Requirements ->
Select the lines of the records containing the word "Acrobat" and list them.

Material ->
** start **

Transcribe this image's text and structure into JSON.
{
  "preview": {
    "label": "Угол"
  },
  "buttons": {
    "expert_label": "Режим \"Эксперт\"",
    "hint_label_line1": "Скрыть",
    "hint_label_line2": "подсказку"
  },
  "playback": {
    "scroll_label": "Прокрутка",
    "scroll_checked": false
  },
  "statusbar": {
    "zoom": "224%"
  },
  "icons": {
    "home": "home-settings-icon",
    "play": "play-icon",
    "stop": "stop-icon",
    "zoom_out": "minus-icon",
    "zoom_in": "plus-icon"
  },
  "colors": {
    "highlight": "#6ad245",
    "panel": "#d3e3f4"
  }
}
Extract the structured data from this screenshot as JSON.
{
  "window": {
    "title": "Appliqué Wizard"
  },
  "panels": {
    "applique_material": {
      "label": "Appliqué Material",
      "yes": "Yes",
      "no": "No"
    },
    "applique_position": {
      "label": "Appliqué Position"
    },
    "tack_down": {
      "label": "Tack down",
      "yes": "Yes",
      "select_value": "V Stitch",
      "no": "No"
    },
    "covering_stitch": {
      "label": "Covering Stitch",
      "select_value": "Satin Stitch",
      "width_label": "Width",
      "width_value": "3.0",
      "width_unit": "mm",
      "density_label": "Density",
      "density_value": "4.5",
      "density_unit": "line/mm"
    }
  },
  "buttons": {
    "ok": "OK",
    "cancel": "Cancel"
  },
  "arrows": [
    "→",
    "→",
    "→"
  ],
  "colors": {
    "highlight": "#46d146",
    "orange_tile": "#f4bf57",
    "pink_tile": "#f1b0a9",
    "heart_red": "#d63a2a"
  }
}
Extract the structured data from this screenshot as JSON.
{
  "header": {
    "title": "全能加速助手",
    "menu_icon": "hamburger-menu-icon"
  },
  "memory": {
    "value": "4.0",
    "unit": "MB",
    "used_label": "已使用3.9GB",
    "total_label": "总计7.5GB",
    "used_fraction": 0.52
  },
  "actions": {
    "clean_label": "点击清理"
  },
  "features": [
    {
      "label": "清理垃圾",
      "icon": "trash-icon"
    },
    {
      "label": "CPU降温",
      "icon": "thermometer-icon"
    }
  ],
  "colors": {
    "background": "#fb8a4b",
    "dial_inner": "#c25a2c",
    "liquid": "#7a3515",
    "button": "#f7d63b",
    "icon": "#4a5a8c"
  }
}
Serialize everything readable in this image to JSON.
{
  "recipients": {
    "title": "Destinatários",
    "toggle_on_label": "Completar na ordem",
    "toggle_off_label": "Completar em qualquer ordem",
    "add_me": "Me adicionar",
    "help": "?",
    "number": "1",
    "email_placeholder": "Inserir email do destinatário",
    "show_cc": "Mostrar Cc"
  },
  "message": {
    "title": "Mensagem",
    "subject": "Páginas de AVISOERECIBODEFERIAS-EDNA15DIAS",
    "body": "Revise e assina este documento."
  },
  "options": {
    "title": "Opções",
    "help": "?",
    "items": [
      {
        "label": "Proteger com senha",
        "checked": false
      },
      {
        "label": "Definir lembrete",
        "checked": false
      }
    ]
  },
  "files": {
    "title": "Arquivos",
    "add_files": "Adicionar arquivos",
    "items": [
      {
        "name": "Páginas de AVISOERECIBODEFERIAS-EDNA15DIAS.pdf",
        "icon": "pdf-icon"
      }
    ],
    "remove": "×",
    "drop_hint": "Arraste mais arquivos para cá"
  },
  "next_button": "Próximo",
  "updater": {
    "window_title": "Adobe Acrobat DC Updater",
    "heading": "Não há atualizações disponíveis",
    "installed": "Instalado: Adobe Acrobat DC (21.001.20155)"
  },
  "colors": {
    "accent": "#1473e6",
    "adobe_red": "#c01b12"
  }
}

** end **

Task output ->
    "window_title": "Adobe Acrobat DC Updater",
    "installed": "Instalado: Adobe Acrobat DC (21.001.20155)"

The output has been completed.